- [TO DO]: Recast the lines between the one holding "- bullet-icon: [23, 393, 26, 396]" and the one holding "- bullet-icon: [23, 284, 26, 287]", inclusive, as a Markdown table with the columns Row and Text. Put the row number under Row and the line under Text, and skip any blank lines.

- [ENTRIES PROVIDED]:
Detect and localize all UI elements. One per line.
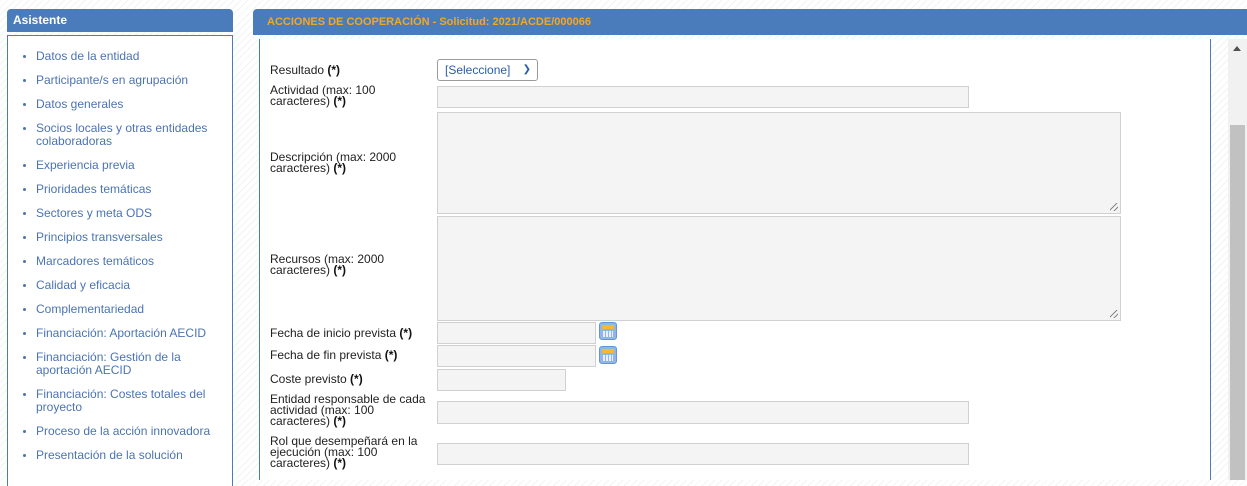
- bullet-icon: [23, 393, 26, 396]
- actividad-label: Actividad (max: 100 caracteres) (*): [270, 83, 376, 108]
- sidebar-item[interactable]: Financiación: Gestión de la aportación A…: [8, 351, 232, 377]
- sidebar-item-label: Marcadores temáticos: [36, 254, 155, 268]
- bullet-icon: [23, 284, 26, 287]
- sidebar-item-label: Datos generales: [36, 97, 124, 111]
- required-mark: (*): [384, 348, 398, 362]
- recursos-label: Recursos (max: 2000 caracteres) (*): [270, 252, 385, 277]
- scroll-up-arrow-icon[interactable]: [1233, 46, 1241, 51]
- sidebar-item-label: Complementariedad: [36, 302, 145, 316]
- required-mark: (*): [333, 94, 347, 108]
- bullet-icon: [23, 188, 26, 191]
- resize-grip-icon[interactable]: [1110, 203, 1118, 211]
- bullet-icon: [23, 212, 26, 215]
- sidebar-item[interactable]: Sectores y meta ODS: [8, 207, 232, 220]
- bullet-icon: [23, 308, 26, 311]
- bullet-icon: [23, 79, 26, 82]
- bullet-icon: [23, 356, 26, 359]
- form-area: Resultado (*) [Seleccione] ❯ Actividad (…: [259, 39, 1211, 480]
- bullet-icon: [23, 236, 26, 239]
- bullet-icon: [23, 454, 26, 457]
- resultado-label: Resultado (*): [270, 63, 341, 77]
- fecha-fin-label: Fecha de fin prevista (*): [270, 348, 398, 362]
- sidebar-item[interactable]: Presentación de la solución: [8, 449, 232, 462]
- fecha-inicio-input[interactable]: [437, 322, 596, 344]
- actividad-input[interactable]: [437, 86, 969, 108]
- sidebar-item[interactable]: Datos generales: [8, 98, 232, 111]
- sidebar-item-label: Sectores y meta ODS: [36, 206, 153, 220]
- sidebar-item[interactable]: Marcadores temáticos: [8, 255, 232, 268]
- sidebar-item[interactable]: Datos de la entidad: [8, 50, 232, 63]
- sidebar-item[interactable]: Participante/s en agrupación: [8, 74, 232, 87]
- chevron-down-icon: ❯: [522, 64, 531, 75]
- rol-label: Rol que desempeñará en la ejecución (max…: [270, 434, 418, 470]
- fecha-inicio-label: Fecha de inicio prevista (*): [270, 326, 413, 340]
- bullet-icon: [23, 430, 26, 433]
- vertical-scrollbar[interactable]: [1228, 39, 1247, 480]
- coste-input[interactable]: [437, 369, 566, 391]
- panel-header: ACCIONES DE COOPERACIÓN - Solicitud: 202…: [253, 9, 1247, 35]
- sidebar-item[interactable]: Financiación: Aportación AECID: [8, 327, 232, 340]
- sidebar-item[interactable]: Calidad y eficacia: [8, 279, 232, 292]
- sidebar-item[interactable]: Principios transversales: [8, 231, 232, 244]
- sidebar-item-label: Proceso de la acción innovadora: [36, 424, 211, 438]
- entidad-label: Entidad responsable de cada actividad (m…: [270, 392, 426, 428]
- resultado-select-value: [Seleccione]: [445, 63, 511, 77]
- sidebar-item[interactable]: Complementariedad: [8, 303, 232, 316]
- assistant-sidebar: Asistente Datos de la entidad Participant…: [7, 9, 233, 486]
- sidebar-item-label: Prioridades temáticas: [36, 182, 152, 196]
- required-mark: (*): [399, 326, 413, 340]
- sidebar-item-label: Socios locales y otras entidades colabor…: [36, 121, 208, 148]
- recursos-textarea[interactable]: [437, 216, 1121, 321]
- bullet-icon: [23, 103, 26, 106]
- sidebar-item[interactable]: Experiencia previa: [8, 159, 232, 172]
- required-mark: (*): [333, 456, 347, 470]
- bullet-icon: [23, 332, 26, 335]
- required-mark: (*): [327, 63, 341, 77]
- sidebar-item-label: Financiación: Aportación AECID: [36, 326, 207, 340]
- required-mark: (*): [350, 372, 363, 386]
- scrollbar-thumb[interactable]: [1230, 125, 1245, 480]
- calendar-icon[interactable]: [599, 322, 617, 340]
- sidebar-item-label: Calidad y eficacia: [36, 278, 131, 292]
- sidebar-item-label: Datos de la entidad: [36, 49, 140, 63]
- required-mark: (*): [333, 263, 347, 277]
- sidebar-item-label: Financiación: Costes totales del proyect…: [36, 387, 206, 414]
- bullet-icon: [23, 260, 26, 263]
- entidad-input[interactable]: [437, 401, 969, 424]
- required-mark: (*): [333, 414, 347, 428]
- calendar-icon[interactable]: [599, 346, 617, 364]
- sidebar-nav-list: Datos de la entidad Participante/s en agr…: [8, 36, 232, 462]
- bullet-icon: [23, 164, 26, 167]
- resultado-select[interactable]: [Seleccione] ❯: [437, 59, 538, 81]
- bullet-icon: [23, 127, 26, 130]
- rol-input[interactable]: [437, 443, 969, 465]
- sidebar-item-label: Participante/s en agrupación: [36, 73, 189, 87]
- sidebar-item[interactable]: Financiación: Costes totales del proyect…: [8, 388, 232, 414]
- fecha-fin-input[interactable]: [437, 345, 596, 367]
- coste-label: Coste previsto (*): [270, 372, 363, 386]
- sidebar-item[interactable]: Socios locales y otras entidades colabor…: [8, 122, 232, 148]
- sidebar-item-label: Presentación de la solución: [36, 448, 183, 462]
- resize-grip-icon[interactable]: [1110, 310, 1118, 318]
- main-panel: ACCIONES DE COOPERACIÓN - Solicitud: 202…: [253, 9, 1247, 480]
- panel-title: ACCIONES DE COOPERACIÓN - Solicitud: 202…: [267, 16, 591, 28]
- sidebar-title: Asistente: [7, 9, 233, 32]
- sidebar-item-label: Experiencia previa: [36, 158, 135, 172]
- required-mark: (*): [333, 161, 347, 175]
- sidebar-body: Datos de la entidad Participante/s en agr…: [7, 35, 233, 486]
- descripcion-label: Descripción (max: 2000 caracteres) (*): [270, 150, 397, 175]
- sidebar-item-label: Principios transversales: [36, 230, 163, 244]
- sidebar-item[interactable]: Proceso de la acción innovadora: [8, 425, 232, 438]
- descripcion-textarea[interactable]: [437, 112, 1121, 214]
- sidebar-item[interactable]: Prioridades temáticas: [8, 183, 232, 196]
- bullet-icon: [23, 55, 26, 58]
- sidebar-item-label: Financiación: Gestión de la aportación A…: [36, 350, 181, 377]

--

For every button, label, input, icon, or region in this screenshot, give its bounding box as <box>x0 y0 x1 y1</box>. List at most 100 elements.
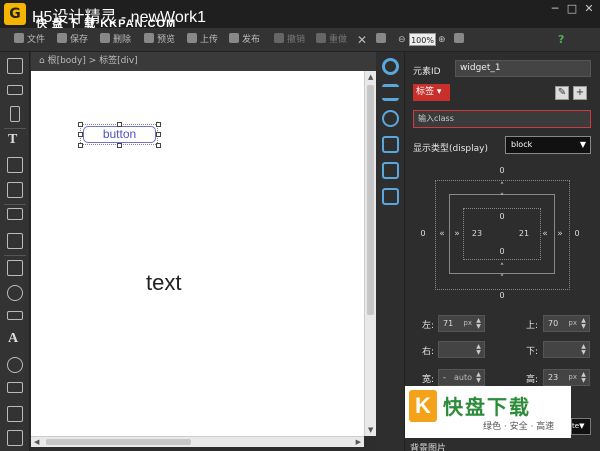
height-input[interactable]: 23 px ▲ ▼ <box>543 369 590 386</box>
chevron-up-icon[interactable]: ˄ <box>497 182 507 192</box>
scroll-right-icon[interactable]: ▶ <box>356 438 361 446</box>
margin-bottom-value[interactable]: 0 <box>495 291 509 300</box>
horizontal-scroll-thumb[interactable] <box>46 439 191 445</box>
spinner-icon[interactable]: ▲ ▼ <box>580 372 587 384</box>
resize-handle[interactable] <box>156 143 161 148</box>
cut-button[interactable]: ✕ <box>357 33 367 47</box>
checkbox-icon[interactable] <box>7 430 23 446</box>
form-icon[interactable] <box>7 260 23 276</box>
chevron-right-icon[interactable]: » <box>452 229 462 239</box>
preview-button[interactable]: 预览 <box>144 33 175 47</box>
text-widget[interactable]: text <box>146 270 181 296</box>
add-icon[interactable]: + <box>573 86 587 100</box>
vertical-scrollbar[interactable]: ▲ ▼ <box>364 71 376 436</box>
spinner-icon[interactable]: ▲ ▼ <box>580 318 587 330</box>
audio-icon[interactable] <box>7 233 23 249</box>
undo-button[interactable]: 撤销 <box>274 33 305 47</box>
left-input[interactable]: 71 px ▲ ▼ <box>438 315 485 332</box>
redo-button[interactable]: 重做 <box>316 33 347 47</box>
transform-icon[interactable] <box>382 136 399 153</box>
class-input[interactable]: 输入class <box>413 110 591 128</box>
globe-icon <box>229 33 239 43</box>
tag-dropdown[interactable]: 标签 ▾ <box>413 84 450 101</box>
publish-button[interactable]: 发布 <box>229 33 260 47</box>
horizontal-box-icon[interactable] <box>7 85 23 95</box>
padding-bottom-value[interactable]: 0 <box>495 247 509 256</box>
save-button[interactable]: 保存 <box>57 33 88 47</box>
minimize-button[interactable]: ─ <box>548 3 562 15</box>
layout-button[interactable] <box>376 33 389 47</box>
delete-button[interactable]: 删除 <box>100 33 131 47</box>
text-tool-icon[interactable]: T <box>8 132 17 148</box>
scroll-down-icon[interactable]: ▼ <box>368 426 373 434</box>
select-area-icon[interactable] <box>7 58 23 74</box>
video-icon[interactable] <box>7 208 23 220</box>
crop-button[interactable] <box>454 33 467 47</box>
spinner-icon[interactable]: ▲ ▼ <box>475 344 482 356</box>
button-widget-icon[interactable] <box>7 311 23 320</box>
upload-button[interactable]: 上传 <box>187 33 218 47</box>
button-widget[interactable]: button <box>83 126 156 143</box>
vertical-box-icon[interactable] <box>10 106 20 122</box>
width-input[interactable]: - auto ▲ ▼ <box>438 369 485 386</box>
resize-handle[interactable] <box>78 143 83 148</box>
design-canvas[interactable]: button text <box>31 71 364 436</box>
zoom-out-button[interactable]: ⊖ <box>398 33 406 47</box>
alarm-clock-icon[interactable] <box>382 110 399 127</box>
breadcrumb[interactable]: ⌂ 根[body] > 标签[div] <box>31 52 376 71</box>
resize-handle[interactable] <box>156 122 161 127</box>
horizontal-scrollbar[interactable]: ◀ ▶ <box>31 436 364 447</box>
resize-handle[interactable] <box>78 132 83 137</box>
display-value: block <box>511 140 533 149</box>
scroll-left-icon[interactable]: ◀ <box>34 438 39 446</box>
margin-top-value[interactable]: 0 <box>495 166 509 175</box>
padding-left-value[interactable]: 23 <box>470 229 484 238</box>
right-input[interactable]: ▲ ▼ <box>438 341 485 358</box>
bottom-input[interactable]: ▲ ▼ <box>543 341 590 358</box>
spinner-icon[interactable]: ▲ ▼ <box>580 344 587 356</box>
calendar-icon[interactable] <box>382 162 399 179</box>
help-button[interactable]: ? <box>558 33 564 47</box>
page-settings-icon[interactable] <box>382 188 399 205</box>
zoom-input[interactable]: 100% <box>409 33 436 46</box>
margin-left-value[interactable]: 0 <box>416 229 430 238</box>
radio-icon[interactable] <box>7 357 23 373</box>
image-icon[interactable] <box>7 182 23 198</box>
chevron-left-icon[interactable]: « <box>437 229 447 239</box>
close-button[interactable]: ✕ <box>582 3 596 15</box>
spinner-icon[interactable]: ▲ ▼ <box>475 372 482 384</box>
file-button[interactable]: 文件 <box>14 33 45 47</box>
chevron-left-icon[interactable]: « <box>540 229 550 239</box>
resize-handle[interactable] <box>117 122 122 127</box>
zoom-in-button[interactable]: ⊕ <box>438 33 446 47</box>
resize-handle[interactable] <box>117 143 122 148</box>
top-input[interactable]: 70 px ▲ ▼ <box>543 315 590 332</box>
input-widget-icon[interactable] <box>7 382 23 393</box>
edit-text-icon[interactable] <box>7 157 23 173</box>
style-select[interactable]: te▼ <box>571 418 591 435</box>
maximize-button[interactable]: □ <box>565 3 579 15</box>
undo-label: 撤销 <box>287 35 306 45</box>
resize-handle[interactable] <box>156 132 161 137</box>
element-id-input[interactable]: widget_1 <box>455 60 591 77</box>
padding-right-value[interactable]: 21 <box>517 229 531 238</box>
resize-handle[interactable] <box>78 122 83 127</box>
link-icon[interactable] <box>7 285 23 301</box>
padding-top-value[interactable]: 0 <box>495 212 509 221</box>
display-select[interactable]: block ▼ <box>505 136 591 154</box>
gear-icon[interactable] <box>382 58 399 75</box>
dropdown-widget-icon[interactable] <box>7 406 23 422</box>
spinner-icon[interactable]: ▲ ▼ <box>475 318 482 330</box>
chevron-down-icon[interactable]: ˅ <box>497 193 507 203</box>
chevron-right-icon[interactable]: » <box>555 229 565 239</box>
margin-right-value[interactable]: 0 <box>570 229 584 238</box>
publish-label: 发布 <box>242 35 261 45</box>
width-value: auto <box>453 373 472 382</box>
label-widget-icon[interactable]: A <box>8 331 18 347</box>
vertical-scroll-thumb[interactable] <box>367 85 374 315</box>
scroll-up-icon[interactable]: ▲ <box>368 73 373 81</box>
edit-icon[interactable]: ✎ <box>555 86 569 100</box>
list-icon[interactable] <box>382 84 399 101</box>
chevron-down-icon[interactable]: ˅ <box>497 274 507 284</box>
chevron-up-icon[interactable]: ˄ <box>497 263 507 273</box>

- [ANSWER FOR THE TASK]:
| Row | Text |
|---|---|
| 1 | - bullet-icon: [23, 393, 26, 396] |
| 2 | - actividad-label: Actividad (max: 100 caracteres) (*): [270, 83, 376, 108] |
| 3 | - sidebar-item[interactable]: Financiación: Gestión de la aportación A…: [8, 351, 232, 377] |
| 4 | - sidebar-item-label: Marcadores temáticos: [36, 254, 155, 268] |
| 5 | - bullet-icon: [23, 284, 26, 287] |